— Aim of the task —
Output only the lines from the one holding "Convert this screenshot" to the end of the data below, please, copied exactly.

Stored data
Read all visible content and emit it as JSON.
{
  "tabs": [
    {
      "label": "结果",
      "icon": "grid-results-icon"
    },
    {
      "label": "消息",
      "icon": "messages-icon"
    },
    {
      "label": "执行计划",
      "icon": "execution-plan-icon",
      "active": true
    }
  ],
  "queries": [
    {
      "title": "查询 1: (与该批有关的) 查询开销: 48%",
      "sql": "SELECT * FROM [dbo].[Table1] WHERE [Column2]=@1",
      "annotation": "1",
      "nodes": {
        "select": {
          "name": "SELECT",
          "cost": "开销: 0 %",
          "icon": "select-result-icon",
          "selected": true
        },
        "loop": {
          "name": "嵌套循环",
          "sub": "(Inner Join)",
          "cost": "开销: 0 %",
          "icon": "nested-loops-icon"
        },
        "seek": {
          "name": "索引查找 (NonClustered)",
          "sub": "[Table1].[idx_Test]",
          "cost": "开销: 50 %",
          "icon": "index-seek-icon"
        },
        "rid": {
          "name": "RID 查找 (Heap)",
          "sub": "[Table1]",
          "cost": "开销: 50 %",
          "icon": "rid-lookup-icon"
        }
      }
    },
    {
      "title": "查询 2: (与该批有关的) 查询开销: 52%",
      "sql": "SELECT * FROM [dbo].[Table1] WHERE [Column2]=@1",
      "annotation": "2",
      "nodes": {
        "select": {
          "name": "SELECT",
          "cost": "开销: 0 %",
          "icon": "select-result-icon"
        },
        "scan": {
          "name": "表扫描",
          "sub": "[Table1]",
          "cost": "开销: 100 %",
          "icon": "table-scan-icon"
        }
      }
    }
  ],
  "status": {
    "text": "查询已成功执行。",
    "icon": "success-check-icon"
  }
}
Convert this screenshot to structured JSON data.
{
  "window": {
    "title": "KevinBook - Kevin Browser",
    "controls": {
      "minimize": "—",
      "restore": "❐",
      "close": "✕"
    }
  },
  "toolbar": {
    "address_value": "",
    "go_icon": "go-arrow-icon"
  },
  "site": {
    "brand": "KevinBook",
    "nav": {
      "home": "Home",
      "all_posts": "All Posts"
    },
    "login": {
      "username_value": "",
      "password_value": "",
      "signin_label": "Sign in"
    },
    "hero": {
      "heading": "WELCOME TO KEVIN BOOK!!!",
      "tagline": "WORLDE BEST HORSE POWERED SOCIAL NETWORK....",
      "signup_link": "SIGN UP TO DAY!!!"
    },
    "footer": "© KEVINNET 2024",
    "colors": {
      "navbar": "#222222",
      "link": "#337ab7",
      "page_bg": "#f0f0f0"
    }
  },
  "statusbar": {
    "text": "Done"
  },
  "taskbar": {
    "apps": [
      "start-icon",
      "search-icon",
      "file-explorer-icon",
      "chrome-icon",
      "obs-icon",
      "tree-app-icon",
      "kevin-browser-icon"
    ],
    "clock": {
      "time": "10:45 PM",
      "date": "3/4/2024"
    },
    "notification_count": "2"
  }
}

— Written answer —
Convert this screenshot to structured JSON data.
{
  "window": {
    "title": "KevinBook - Kevin Browser",
    "controls": {
      "minimize": "—",
      "restore": "❐",
      "close": "✕"
    }
  },
  "toolbar": {
    "address_value": "",
    "go_icon": "go-arrow-icon"
  },
  "site": {
    "brand": "KevinBook",
    "nav": {
      "home": "Home",
      "all_posts": "All Posts"
    },
    "login": {
      "username_value": "",
      "password_value": "",
      "signin_label": "Sign in"
    },
    "hero": {
      "heading": "WELCOME TO KEVIN BOOK!!!",
      "tagline": "WORLDE BEST HORSE POWERED SOCIAL NETWORK....",
      "signup_link": "SIGN UP TO DAY!!!"
    },
    "footer": "© KEVINNET 2024",
    "colors": {
      "navbar": "#222222",
      "link": "#337ab7",
      "page_bg": "#f0f0f0"
    }
  },
  "statusbar": {
    "text": "Done"
  },
  "taskbar": {
    "apps": [
      "start-icon",
      "search-icon",
      "file-explorer-icon",
      "chrome-icon",
      "obs-icon",
      "tree-app-icon",
      "kevin-browser-icon"
    ],
    "clock": {
      "time": "10:45 PM",
      "date": "3/4/2024"
    },
    "notification_count": "2"
  }
}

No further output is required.